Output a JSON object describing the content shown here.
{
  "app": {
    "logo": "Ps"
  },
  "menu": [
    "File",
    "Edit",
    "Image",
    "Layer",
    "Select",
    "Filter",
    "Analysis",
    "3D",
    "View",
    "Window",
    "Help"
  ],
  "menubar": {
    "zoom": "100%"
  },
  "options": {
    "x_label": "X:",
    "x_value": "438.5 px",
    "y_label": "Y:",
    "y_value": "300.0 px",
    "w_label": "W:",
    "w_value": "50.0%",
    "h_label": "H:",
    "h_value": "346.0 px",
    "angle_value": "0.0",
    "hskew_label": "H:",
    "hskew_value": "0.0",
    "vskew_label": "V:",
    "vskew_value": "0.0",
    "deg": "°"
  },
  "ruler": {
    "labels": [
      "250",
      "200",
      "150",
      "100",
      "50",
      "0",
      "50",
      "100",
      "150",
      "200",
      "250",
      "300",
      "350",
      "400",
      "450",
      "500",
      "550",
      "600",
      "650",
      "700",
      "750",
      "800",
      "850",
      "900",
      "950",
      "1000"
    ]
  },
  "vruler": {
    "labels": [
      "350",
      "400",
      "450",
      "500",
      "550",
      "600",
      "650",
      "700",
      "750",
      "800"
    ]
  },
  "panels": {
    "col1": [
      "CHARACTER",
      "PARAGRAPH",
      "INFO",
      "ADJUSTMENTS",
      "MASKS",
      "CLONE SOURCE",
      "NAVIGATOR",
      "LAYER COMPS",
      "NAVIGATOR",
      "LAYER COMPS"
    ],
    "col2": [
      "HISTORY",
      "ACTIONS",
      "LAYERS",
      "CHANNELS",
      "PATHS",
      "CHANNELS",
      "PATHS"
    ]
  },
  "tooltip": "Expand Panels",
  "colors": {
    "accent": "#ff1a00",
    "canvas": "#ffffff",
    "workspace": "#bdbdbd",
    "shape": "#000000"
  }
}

● ● ● ●

Quote every line of the data, word for word.

- EXERCISE RESPONSE:
Output a JSON object describing the content shown here.
{
  "app": {
    "logo": "Ps"
  },
  "menu": [
    "File",
    "Edit",
    "Image",
    "Layer",
    "Select",
    "Filter",
    "Analysis",
    "3D",
    "View",
    "Window",
    "Help"
  ],
  "menubar": {
    "zoom": "100%"
  },
  "options": {
    "x_label": "X:",
    "x_value": "438.5 px",
    "y_label": "Y:",
    "y_value": "300.0 px",
    "w_label": "W:",
    "w_value": "50.0%",
    "h_label": "H:",
    "h_value": "346.0 px",
    "angle_value": "0.0",
    "hskew_label": "H:",
    "hskew_value": "0.0",
    "vskew_label": "V:",
    "vskew_value": "0.0",
    "deg": "°"
  },
  "ruler": {
    "labels": [
      "250",
      "200",
      "150",
      "100",
      "50",
      "0",
      "50",
      "100",
      "150",
      "200",
      "250",
      "300",
      "350",
      "400",
      "450",
      "500",
      "550",
      "600",
      "650",
      "700",
      "750",
      "800",
      "850",
      "900",
      "950",
      "1000"
    ]
  },
  "vruler": {
    "labels": [
      "350",
      "400",
      "450",
      "500",
      "550",
      "600",
      "650",
      "700",
      "750",
      "800"
    ]
  },
  "panels": {
    "col1": [
      "CHARACTER",
      "PARAGRAPH",
      "INFO",
      "ADJUSTMENTS",
      "MASKS",
      "CLONE SOURCE",
      "NAVIGATOR",
      "LAYER COMPS",
      "NAVIGATOR",
      "LAYER COMPS"
    ],
    "col2": [
      "HISTORY",
      "ACTIONS",
      "LAYERS",
      "CHANNELS",
      "PATHS",
      "CHANNELS",
      "PATHS"
    ]
  },
  "tooltip": "Expand Panels",
  "colors": {
    "accent": "#ff1a00",
    "canvas": "#ffffff",
    "workspace": "#bdbdbd",
    "shape": "#000000"
  }
}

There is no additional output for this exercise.